═══ INFORMATION SHOWN

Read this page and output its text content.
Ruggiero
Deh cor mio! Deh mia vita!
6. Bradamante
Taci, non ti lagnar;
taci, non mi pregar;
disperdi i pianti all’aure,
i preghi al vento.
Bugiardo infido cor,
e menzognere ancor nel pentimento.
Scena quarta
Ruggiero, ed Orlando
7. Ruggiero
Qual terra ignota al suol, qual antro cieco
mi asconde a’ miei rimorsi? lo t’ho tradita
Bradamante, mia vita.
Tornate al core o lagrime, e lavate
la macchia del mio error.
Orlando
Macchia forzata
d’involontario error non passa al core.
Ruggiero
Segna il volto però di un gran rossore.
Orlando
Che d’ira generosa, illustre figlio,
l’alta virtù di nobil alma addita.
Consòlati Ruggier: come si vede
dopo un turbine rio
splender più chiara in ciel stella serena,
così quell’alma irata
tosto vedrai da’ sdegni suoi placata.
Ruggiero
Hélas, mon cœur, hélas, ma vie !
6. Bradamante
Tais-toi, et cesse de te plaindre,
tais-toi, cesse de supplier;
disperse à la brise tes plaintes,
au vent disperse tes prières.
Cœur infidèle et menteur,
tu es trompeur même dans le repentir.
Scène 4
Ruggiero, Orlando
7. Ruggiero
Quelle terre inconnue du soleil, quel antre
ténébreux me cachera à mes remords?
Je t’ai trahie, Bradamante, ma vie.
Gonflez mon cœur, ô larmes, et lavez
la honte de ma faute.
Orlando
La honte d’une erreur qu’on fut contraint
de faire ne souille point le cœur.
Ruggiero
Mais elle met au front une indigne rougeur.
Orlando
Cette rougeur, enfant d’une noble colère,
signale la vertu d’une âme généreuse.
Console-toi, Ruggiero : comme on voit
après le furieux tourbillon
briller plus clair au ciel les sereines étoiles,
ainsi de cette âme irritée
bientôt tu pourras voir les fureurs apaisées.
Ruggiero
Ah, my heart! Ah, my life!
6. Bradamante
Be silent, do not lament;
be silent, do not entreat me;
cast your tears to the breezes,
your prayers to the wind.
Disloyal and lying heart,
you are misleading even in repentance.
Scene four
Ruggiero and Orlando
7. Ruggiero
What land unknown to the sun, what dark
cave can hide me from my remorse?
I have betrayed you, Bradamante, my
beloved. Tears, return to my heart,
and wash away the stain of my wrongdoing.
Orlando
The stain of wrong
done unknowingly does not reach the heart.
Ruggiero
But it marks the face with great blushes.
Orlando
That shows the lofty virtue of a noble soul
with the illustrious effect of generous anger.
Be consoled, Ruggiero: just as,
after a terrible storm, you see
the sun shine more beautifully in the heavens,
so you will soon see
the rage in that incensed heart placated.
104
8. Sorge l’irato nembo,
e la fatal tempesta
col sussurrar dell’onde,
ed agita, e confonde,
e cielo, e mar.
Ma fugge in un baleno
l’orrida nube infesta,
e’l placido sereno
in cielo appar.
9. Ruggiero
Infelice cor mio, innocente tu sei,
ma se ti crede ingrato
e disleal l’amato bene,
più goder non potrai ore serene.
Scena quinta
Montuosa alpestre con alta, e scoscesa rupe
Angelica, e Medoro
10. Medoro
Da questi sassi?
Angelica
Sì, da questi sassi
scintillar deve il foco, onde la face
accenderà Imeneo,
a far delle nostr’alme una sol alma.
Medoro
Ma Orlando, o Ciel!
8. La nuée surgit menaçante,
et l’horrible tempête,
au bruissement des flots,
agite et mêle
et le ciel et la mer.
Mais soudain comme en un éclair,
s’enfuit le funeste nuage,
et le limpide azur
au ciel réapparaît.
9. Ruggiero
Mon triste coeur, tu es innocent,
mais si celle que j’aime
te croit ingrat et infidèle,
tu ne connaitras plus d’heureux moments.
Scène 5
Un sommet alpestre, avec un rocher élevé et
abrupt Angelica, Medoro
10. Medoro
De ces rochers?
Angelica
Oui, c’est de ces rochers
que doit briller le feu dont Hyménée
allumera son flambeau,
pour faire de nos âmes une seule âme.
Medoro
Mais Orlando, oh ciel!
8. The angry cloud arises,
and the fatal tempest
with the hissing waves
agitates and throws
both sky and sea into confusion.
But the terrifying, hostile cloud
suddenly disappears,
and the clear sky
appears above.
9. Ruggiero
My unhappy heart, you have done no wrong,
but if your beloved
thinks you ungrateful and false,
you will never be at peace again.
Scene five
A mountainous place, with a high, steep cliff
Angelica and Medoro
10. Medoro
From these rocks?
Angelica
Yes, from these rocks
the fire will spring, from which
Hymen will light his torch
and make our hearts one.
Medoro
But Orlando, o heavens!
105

══════

| YOUR INSTRUCTIONS |
Pull out each line holding the string "have".

| SOLUTION FOR THIS EXERCISE |
I have betrayed you, Bradamante, my
My unhappy heart, you have done no wrong,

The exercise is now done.